Every line that contains the word "credit" should be copied out.

____ Supplied information

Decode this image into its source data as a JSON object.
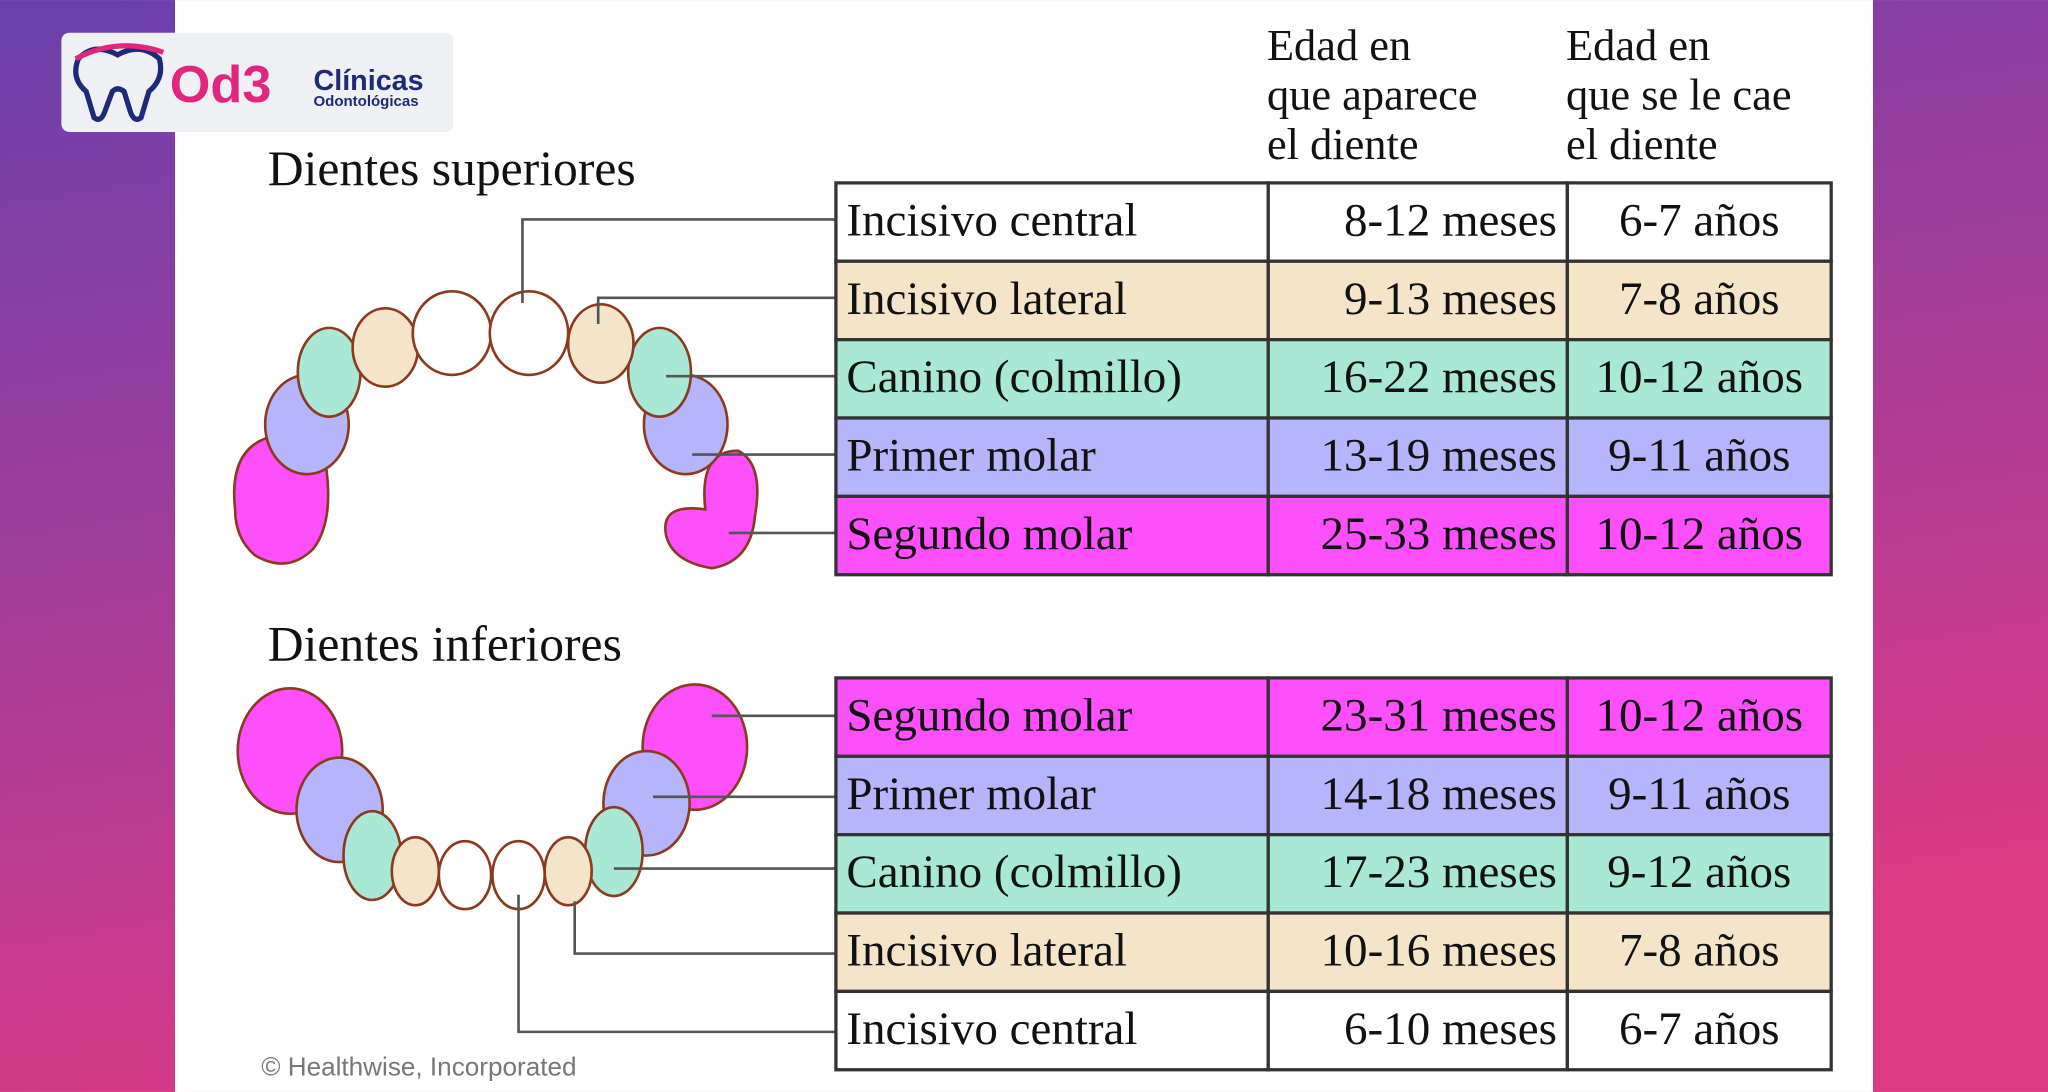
{
  "logo": {
    "brand": "Od3",
    "line1": "Clínicas",
    "line2": "Odontológicas"
  },
  "columns": [
    [
      "Edad en",
      "que aparece",
      "el diente"
    ],
    [
      "Edad en",
      "que se le cae",
      "el diente"
    ]
  ],
  "sections": [
    {
      "title": "Dientes superiores",
      "rows": [
        {
          "tooth": "Incisivo central",
          "appears": "8-12 meses",
          "falls": "6-7 años",
          "color": "#ffffff"
        },
        {
          "tooth": "Incisivo lateral",
          "appears": "9-13 meses",
          "falls": "7-8 años",
          "color": "#f6e4c9"
        },
        {
          "tooth": "Canino (colmillo)",
          "appears": "16-22 meses",
          "falls": "10-12 años",
          "color": "#a9e8d5"
        },
        {
          "tooth": "Primer molar",
          "appears": "13-19 meses",
          "falls": "9-11 años",
          "color": "#b6b4fb"
        },
        {
          "tooth": "Segundo molar",
          "appears": "25-33 meses",
          "falls": "10-12 años",
          "color": "#fd4ffc"
        }
      ]
    },
    {
      "title": "Dientes inferiores",
      "rows": [
        {
          "tooth": "Segundo molar",
          "appears": "23-31 meses",
          "falls": "10-12 años",
          "color": "#fd4ffc"
        },
        {
          "tooth": "Primer molar",
          "appears": "14-18 meses",
          "falls": "9-11 años",
          "color": "#b6b4fb"
        },
        {
          "tooth": "Canino (colmillo)",
          "appears": "17-23 meses",
          "falls": "9-12 años",
          "color": "#a9e8d5"
        },
        {
          "tooth": "Incisivo lateral",
          "appears": "10-16 meses",
          "falls": "7-8 años",
          "color": "#f6e4c9"
        },
        {
          "tooth": "Incisivo central",
          "appears": "6-10 meses",
          "falls": "6-7 años",
          "color": "#ffffff"
        }
      ]
    }
  ],
  "credit": "© Healthwise, Incorporated"
}
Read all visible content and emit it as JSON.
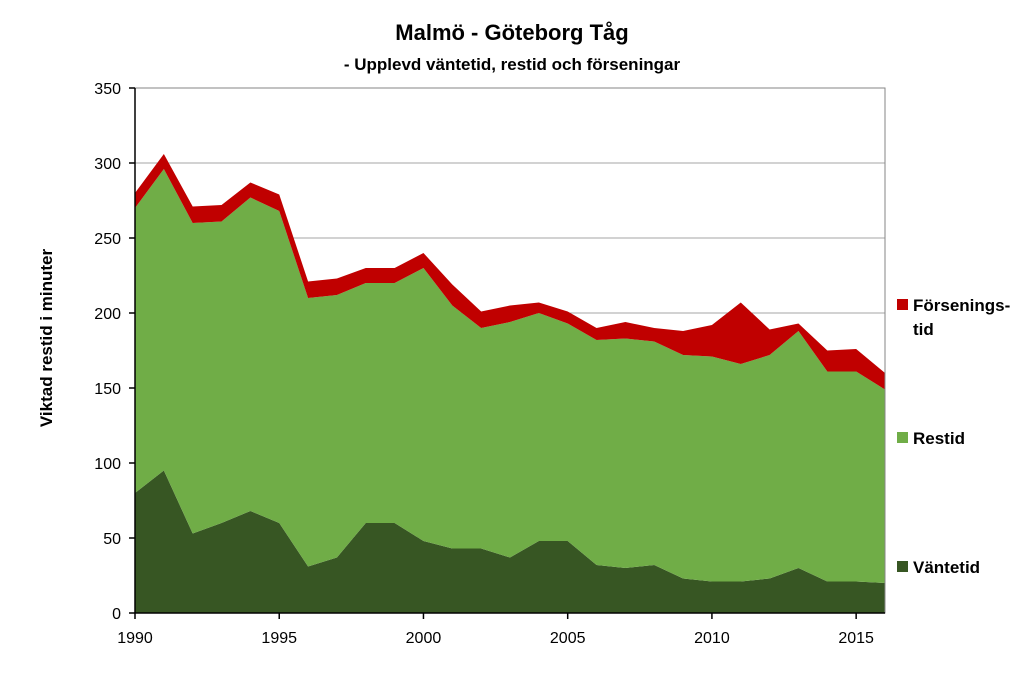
{
  "chart_data": {
    "type": "area",
    "stacked": true,
    "title": "Malmö - Göteborg  Tåg",
    "subtitle": "- Upplevd väntetid, restid och förseningar",
    "ylabel": "Viktad restid i minuter",
    "xlabel": "",
    "xlim": [
      1990,
      2016
    ],
    "ylim": [
      0,
      350
    ],
    "yticks": [
      "0",
      "50",
      "100",
      "150",
      "200",
      "250",
      "300",
      "350"
    ],
    "xticks": [
      "1990",
      "1995",
      "2000",
      "2005",
      "2010",
      "2015"
    ],
    "grid": true,
    "legend_position": "right",
    "x": [
      1990,
      1991,
      1992,
      1993,
      1994,
      1995,
      1996,
      1997,
      1998,
      1999,
      2000,
      2001,
      2002,
      2003,
      2004,
      2005,
      2006,
      2007,
      2008,
      2009,
      2010,
      2011,
      2012,
      2013,
      2014,
      2015,
      2016
    ],
    "series": [
      {
        "name": "Väntetid",
        "color": "#375623",
        "values": [
          80,
          95,
          53,
          60,
          68,
          60,
          31,
          37,
          60,
          60,
          48,
          43,
          43,
          37,
          48,
          48,
          32,
          30,
          32,
          23,
          21,
          21,
          23,
          30,
          21,
          21,
          20
        ]
      },
      {
        "name": "Restid",
        "color": "#70ad47",
        "values": [
          190,
          201,
          207,
          201,
          209,
          208,
          179,
          175,
          160,
          160,
          182,
          162,
          147,
          157,
          152,
          145,
          150,
          153,
          149,
          149,
          150,
          145,
          149,
          158,
          140,
          140,
          129
        ]
      },
      {
        "name": "Förseningstid",
        "legend_lines": [
          "Försenings-",
          "tid"
        ],
        "color": "#c00000",
        "values": [
          10,
          10,
          11,
          11,
          10,
          11,
          11,
          11,
          10,
          10,
          10,
          14,
          11,
          11,
          7,
          8,
          8,
          11,
          9,
          16,
          21,
          41,
          17,
          5,
          14,
          15,
          11
        ]
      }
    ]
  }
}
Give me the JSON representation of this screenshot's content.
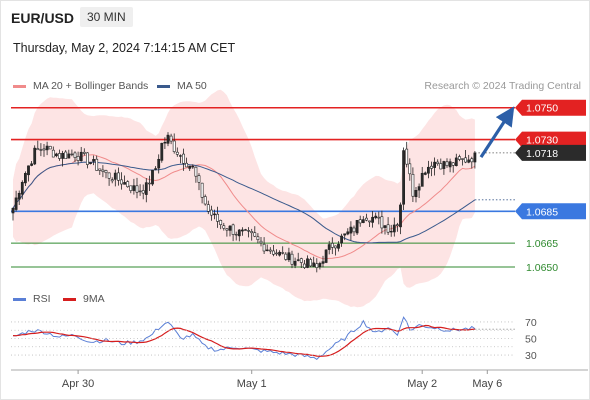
{
  "header": {
    "symbol": "EUR/USD",
    "timeframe": "30 MIN",
    "datetime": "Thursday, May 2, 2024 7:14:15 AM CET",
    "credit": "Research © 2024 Trading Central"
  },
  "colors": {
    "candle_up": "#2a2a2a",
    "candle_down": "#ffffff",
    "bollinger_fill": "#fde1e1",
    "ma20": "#f08b8b",
    "ma50": "#3a5a8c",
    "resistance": "#e32222",
    "pivot": "#3a78e0",
    "support": "#2f8a2f",
    "rsi": "#5a7fd6",
    "rsi_ma": "#d61e1e",
    "arrow": "#2c5fa8",
    "current_tag": "#2b2b2b"
  },
  "chart_data": [
    {
      "type": "candlestick",
      "legend": [
        {
          "label": "MA 20 + Bollinger Bands",
          "color": "#f08b8b"
        },
        {
          "label": "MA 50",
          "color": "#3a5a8c"
        }
      ],
      "x_ticks": [
        "Apr 30",
        "May 1",
        "May 2",
        "May 6"
      ],
      "x_tick_bar_index": [
        21,
        77,
        132,
        153
      ],
      "ylim": [
        1.0645,
        1.0758
      ],
      "current_price": "1.0718",
      "levels": [
        {
          "label": "1.0750",
          "value": 1.075,
          "kind": "resistance",
          "style": "tag"
        },
        {
          "label": "1.0730",
          "value": 1.073,
          "kind": "resistance",
          "style": "tag"
        },
        {
          "label": "1.0685",
          "value": 1.0685,
          "kind": "pivot",
          "style": "tag"
        },
        {
          "label": "1.0665",
          "value": 1.0665,
          "kind": "support",
          "style": "text"
        },
        {
          "label": "1.0650",
          "value": 1.065,
          "kind": "support",
          "style": "text"
        }
      ],
      "projection": {
        "from": 1.0719,
        "to": 1.0749
      },
      "anchors": [
        {
          "i": 0,
          "price": 1.0687
        },
        {
          "i": 3,
          "price": 1.0705
        },
        {
          "i": 7,
          "price": 1.0722
        },
        {
          "i": 10,
          "price": 1.0725
        },
        {
          "i": 15,
          "price": 1.072
        },
        {
          "i": 20,
          "price": 1.0721
        },
        {
          "i": 25,
          "price": 1.0716
        },
        {
          "i": 30,
          "price": 1.0708
        },
        {
          "i": 35,
          "price": 1.0704
        },
        {
          "i": 40,
          "price": 1.0698
        },
        {
          "i": 43,
          "price": 1.07
        },
        {
          "i": 46,
          "price": 1.0712
        },
        {
          "i": 48,
          "price": 1.0727
        },
        {
          "i": 50,
          "price": 1.0731
        },
        {
          "i": 52,
          "price": 1.0725
        },
        {
          "i": 55,
          "price": 1.0718
        },
        {
          "i": 58,
          "price": 1.0712
        },
        {
          "i": 60,
          "price": 1.07
        },
        {
          "i": 63,
          "price": 1.0685
        },
        {
          "i": 67,
          "price": 1.0677
        },
        {
          "i": 72,
          "price": 1.0672
        },
        {
          "i": 77,
          "price": 1.0669
        },
        {
          "i": 82,
          "price": 1.0662
        },
        {
          "i": 87,
          "price": 1.0657
        },
        {
          "i": 92,
          "price": 1.0654
        },
        {
          "i": 96,
          "price": 1.0651
        },
        {
          "i": 98,
          "price": 1.0649
        },
        {
          "i": 100,
          "price": 1.0656
        },
        {
          "i": 103,
          "price": 1.0664
        },
        {
          "i": 106,
          "price": 1.0668
        },
        {
          "i": 110,
          "price": 1.0674
        },
        {
          "i": 113,
          "price": 1.0683
        },
        {
          "i": 116,
          "price": 1.0681
        },
        {
          "i": 119,
          "price": 1.0677
        },
        {
          "i": 122,
          "price": 1.0674
        },
        {
          "i": 124,
          "price": 1.0679
        },
        {
          "i": 125,
          "price": 1.069
        },
        {
          "i": 126,
          "price": 1.0725
        },
        {
          "i": 127,
          "price": 1.0716
        },
        {
          "i": 129,
          "price": 1.0697
        },
        {
          "i": 131,
          "price": 1.0704
        },
        {
          "i": 133,
          "price": 1.0712
        },
        {
          "i": 136,
          "price": 1.0716
        },
        {
          "i": 140,
          "price": 1.0714
        },
        {
          "i": 144,
          "price": 1.0716
        },
        {
          "i": 148,
          "price": 1.0719
        }
      ]
    },
    {
      "type": "line",
      "legend": [
        {
          "label": "RSI",
          "color": "#5a7fd6"
        },
        {
          "label": "9MA",
          "color": "#d61e1e"
        }
      ],
      "ylim": [
        18,
        82
      ],
      "y_ticks": [
        "70",
        "50",
        "30"
      ],
      "y_tick_values": [
        70,
        50,
        30
      ],
      "gridlines": [
        70,
        60,
        50,
        40,
        30
      ],
      "rsi_anchors": [
        {
          "i": 0,
          "v": 52
        },
        {
          "i": 6,
          "v": 60
        },
        {
          "i": 10,
          "v": 58
        },
        {
          "i": 15,
          "v": 52
        },
        {
          "i": 20,
          "v": 54
        },
        {
          "i": 25,
          "v": 46
        },
        {
          "i": 30,
          "v": 48
        },
        {
          "i": 35,
          "v": 44
        },
        {
          "i": 40,
          "v": 46
        },
        {
          "i": 44,
          "v": 52
        },
        {
          "i": 48,
          "v": 66
        },
        {
          "i": 50,
          "v": 70
        },
        {
          "i": 54,
          "v": 50
        },
        {
          "i": 58,
          "v": 54
        },
        {
          "i": 62,
          "v": 40
        },
        {
          "i": 66,
          "v": 36
        },
        {
          "i": 72,
          "v": 40
        },
        {
          "i": 78,
          "v": 36
        },
        {
          "i": 85,
          "v": 33
        },
        {
          "i": 92,
          "v": 30
        },
        {
          "i": 98,
          "v": 26
        },
        {
          "i": 103,
          "v": 40
        },
        {
          "i": 107,
          "v": 50
        },
        {
          "i": 110,
          "v": 60
        },
        {
          "i": 113,
          "v": 70
        },
        {
          "i": 117,
          "v": 56
        },
        {
          "i": 121,
          "v": 64
        },
        {
          "i": 124,
          "v": 54
        },
        {
          "i": 126,
          "v": 78
        },
        {
          "i": 128,
          "v": 60
        },
        {
          "i": 131,
          "v": 66
        },
        {
          "i": 136,
          "v": 63
        },
        {
          "i": 141,
          "v": 60
        },
        {
          "i": 148,
          "v": 62
        }
      ]
    }
  ]
}
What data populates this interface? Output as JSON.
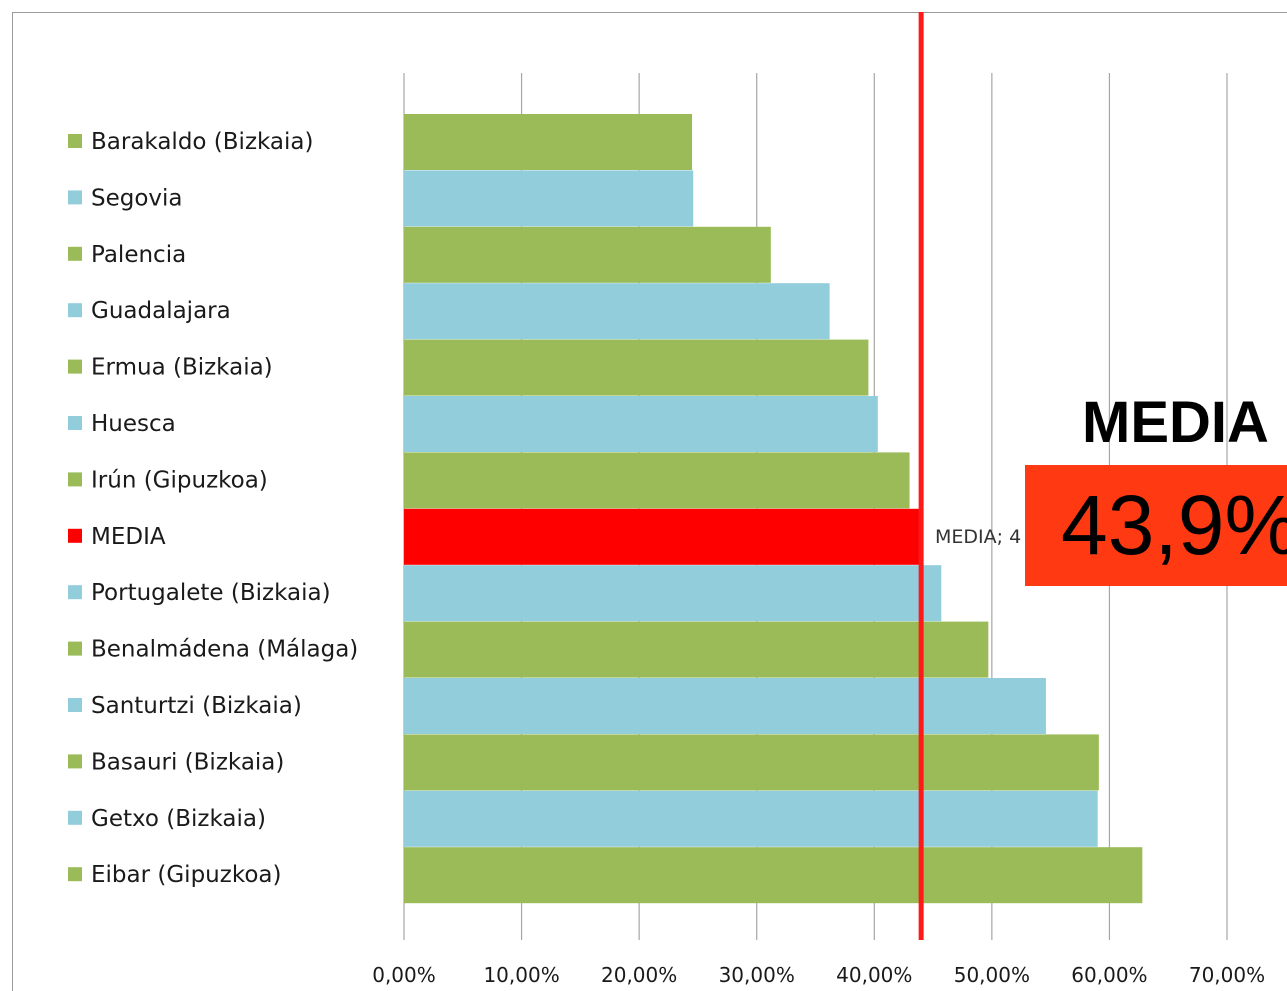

________

Exercise solution:
  "credit": "© Healthwise, Incorporated"
    "credit": "Research © 2024 Trading Central"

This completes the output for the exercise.